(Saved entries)
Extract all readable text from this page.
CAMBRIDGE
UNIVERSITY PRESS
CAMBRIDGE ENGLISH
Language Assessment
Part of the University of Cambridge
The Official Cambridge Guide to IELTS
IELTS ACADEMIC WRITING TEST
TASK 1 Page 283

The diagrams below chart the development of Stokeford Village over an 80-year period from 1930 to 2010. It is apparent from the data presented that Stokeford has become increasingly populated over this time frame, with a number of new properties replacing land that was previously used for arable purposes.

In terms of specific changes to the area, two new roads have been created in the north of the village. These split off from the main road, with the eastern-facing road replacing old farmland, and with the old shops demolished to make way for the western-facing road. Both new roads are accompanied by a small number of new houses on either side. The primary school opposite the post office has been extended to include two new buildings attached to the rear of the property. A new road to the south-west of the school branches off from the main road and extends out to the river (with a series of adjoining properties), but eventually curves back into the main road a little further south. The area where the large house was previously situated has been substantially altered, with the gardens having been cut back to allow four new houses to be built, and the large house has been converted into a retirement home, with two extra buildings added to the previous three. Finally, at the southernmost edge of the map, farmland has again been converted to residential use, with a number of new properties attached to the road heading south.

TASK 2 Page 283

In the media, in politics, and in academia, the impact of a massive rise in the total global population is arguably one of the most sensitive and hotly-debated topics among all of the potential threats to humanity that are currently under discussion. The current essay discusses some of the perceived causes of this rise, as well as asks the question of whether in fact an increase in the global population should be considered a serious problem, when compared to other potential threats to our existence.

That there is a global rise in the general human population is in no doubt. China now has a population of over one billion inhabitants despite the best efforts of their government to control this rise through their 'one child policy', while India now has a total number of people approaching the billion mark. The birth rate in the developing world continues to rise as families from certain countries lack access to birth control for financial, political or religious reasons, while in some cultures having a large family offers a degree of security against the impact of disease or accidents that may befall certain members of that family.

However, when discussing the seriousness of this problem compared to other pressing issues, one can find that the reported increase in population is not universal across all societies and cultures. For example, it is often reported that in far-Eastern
...
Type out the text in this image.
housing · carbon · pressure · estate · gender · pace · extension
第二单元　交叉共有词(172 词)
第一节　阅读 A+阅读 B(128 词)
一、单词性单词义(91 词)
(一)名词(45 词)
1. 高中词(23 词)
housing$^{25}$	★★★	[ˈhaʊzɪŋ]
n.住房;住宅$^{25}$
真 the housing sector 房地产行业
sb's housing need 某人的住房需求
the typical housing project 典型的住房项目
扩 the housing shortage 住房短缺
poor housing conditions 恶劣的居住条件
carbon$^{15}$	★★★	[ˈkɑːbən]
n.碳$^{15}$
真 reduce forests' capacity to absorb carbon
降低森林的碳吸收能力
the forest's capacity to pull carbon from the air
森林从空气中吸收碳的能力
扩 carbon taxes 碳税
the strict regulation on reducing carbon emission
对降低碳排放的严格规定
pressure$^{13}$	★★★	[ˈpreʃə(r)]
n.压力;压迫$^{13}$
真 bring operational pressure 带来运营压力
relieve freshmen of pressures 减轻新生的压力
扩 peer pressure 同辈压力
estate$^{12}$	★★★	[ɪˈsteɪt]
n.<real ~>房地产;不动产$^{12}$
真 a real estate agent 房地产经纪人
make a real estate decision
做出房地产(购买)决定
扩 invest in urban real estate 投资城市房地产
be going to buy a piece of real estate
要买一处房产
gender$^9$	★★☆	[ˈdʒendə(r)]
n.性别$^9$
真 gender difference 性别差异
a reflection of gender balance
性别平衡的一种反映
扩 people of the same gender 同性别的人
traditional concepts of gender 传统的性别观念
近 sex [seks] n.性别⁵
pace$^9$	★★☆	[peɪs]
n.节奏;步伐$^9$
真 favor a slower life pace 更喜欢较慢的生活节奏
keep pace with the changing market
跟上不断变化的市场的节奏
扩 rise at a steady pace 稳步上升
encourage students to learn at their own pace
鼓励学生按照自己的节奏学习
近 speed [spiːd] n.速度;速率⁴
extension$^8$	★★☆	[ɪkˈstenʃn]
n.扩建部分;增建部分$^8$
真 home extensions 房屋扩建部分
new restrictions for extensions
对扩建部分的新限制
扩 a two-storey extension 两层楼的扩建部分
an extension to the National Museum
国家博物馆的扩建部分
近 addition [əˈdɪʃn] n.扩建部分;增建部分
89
...
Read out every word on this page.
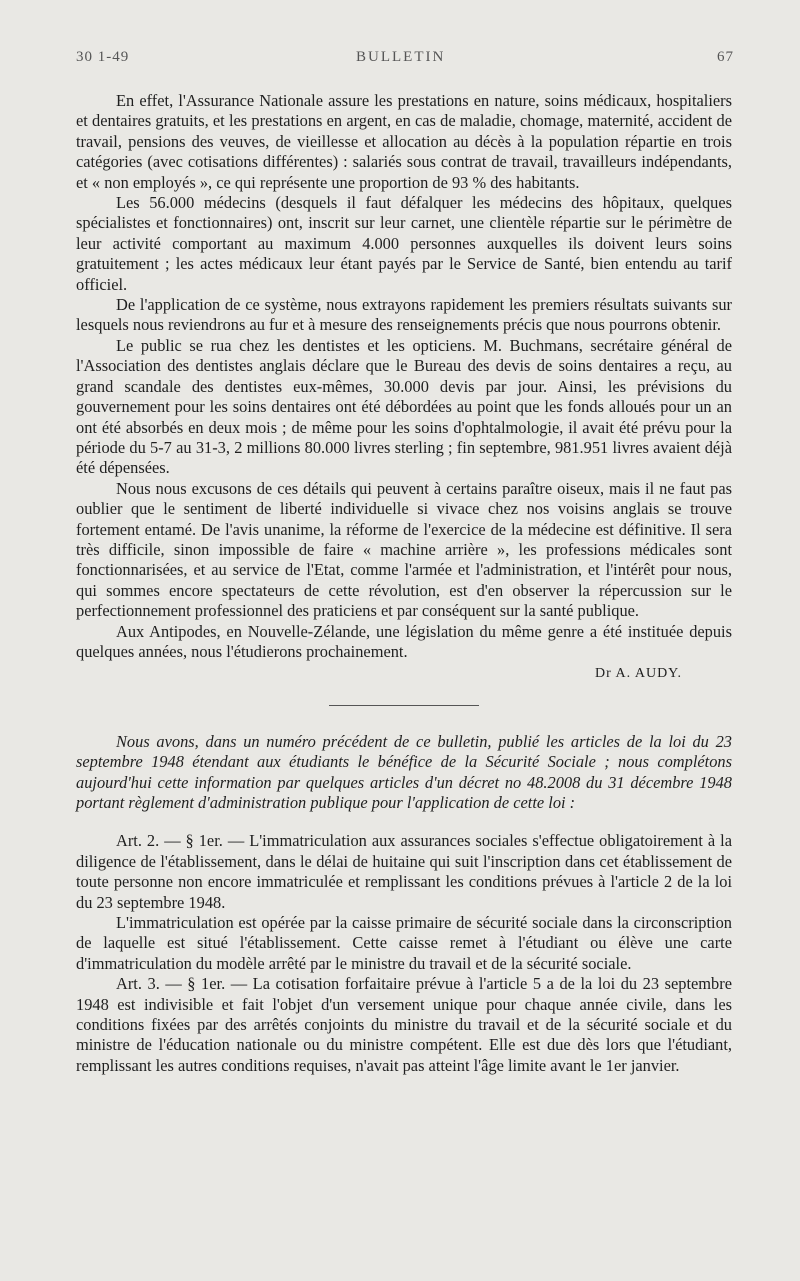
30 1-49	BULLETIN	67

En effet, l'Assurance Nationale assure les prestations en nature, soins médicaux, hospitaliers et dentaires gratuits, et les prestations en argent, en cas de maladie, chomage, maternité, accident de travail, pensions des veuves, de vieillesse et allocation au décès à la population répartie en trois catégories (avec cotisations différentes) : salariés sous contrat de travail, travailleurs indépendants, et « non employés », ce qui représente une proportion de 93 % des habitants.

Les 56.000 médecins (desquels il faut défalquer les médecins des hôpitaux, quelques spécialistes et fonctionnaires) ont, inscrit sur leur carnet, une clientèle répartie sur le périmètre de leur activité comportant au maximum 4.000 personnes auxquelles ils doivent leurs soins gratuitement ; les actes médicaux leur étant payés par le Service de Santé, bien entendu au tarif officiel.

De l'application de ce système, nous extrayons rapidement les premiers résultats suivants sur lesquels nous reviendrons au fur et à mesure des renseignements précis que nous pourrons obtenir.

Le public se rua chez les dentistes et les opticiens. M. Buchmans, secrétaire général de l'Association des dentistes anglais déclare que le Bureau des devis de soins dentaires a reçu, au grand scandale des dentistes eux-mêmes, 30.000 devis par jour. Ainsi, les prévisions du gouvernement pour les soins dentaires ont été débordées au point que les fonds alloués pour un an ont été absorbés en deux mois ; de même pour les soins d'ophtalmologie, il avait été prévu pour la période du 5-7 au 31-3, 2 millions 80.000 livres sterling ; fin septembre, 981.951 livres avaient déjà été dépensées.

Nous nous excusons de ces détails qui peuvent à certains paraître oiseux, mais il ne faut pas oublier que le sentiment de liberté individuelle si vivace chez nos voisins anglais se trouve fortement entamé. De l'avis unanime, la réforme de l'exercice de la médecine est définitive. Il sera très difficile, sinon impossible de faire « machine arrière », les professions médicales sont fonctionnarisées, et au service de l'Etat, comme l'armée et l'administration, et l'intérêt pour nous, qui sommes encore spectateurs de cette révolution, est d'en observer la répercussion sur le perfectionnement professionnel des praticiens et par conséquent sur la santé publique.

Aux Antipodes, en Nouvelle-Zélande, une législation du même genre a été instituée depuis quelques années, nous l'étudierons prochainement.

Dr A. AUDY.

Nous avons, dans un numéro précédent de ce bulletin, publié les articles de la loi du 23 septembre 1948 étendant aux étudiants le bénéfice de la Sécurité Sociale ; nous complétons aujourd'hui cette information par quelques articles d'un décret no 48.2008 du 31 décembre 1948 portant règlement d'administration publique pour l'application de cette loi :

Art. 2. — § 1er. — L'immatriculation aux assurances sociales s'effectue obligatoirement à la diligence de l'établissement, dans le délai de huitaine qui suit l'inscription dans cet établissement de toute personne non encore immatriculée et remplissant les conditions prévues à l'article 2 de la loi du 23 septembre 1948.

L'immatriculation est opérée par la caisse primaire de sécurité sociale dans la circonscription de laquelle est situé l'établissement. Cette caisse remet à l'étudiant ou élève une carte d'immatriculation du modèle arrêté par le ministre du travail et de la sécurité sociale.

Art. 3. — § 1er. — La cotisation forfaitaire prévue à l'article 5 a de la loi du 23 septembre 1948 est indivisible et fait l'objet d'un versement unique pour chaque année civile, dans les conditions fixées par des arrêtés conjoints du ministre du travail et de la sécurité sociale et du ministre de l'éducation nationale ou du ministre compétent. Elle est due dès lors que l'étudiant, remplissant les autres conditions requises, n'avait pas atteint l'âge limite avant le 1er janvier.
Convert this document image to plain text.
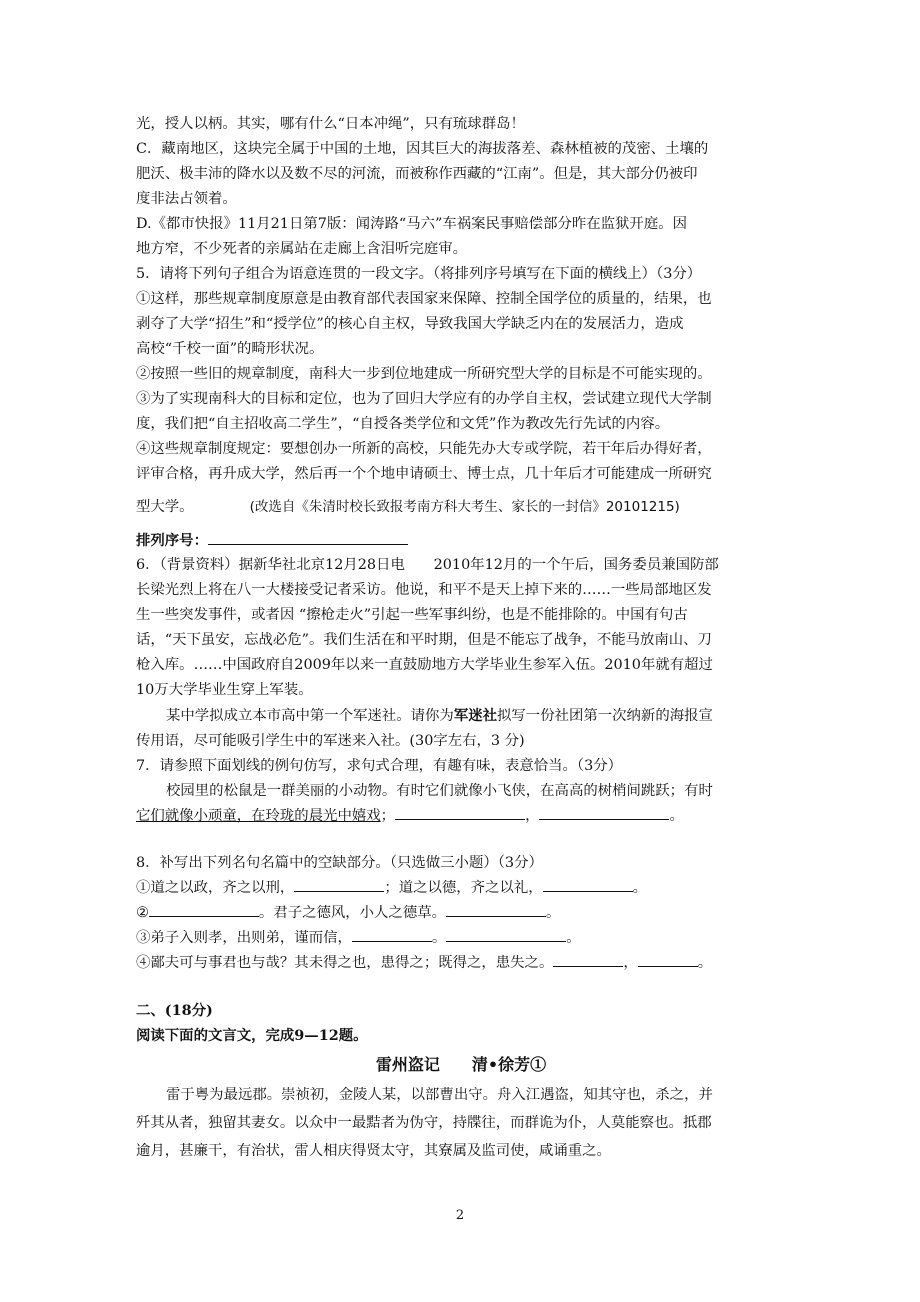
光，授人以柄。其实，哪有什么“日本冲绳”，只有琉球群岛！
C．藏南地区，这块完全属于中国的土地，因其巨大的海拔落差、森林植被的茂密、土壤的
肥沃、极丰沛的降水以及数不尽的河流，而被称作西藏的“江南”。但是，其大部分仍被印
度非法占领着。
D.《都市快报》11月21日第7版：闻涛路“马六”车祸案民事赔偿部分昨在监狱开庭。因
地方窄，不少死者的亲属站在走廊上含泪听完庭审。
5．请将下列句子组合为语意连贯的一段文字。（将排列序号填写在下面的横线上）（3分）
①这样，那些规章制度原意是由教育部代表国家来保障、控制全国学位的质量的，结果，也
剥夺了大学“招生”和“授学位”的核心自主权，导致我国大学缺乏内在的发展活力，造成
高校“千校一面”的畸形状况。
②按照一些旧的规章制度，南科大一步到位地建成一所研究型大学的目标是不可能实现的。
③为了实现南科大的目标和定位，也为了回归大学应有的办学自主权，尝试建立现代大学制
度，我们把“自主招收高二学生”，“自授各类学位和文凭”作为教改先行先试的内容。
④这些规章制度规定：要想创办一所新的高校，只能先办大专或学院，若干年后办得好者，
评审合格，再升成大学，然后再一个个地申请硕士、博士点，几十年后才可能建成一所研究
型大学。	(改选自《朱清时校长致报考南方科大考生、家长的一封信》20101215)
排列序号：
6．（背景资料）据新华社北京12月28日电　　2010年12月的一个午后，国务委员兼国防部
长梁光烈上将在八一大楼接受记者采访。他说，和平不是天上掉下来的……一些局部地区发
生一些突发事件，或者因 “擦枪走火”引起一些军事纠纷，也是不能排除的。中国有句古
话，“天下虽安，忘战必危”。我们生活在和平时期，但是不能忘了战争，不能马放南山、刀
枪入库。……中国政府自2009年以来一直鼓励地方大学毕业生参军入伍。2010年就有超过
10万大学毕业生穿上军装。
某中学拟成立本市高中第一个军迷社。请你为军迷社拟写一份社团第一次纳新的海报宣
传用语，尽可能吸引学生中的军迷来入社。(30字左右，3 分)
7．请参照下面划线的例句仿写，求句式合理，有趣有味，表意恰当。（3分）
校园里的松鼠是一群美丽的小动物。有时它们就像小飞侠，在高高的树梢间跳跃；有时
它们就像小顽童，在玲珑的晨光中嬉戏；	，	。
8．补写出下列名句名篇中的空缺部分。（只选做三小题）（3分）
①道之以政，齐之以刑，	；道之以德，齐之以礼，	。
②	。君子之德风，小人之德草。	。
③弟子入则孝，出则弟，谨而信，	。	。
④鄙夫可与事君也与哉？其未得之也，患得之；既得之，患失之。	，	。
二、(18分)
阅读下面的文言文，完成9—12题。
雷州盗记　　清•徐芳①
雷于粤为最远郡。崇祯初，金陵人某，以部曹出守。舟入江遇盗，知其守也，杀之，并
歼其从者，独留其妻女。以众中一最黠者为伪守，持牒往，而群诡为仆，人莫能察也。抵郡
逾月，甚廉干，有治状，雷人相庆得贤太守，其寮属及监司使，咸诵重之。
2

● Exercise goal
Copy all lines from the material that contain "capacity".

● Correct answer
真 reduce forests' capacity to absorb carbon
the forest's capacity to pull carbon from the air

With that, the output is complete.